| MATERIAL PROVIDED |
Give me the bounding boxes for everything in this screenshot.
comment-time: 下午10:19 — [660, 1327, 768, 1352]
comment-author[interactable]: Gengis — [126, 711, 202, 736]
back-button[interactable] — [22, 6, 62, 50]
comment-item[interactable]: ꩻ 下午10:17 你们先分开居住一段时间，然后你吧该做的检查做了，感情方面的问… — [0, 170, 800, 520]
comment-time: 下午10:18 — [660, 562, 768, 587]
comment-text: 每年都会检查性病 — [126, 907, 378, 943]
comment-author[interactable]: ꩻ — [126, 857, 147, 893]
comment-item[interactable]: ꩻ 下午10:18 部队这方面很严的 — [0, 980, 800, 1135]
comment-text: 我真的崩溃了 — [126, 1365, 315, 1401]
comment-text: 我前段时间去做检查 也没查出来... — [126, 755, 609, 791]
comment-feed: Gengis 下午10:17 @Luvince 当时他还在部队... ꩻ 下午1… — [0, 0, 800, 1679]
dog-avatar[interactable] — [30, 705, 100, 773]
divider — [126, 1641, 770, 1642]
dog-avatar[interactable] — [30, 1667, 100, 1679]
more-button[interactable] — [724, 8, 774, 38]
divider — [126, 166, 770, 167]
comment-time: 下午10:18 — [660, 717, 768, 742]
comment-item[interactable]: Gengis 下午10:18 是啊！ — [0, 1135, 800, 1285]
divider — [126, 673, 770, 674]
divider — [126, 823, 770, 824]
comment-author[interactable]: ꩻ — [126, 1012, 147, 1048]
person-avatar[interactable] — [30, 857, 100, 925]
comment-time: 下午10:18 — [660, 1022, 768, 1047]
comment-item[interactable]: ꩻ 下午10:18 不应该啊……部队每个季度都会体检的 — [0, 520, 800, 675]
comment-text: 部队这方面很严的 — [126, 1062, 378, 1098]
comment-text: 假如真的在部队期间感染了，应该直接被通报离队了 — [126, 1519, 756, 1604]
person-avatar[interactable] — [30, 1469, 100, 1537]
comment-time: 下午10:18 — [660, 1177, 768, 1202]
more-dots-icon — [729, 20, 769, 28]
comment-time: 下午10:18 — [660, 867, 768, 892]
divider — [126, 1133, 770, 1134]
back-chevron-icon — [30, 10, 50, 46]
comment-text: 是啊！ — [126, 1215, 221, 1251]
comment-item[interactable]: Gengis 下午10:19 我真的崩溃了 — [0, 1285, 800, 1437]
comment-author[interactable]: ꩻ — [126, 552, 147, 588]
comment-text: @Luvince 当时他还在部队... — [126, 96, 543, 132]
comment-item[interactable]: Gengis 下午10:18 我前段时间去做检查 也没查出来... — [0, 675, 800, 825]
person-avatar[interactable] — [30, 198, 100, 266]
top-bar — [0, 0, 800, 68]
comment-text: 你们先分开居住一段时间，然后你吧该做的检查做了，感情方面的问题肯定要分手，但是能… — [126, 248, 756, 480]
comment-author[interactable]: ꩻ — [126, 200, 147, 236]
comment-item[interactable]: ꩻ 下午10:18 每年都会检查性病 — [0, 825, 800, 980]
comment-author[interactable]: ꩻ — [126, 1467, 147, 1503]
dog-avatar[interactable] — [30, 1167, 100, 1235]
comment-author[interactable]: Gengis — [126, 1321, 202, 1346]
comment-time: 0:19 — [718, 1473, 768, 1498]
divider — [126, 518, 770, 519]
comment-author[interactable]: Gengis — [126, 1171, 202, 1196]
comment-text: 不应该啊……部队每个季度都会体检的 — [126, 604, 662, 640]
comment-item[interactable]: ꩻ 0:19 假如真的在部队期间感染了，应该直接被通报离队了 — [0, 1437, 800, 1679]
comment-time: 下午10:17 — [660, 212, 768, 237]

| DESCRIPTION OF THE TASK |
Copy out the records above word for word, from the very first line through the line that contains "divider — [126, 823, 770, 824]", including both of those lines.

| COMPLETE ANSWER |
Give me the bounding boxes for everything in this screenshot.
comment-time: 下午10:19 — [660, 1327, 768, 1352]
comment-author[interactable]: Gengis — [126, 711, 202, 736]
back-button[interactable] — [22, 6, 62, 50]
comment-item[interactable]: ꩻ 下午10:17 你们先分开居住一段时间，然后你吧该做的检查做了，感情方面的问… — [0, 170, 800, 520]
comment-time: 下午10:18 — [660, 562, 768, 587]
comment-text: 每年都会检查性病 — [126, 907, 378, 943]
comment-author[interactable]: ꩻ — [126, 857, 147, 893]
comment-item[interactable]: ꩻ 下午10:18 部队这方面很严的 — [0, 980, 800, 1135]
comment-text: 我真的崩溃了 — [126, 1365, 315, 1401]
comment-text: 我前段时间去做检查 也没查出来... — [126, 755, 609, 791]
comment-feed: Gengis 下午10:17 @Luvince 当时他还在部队... ꩻ 下午1… — [0, 0, 800, 1679]
dog-avatar[interactable] — [30, 705, 100, 773]
divider — [126, 1641, 770, 1642]
dog-avatar[interactable] — [30, 1667, 100, 1679]
more-button[interactable] — [724, 8, 774, 38]
divider — [126, 166, 770, 167]
comment-time: 下午10:18 — [660, 717, 768, 742]
comment-item[interactable]: Gengis 下午10:18 是啊！ — [0, 1135, 800, 1285]
divider — [126, 673, 770, 674]
divider — [126, 823, 770, 824]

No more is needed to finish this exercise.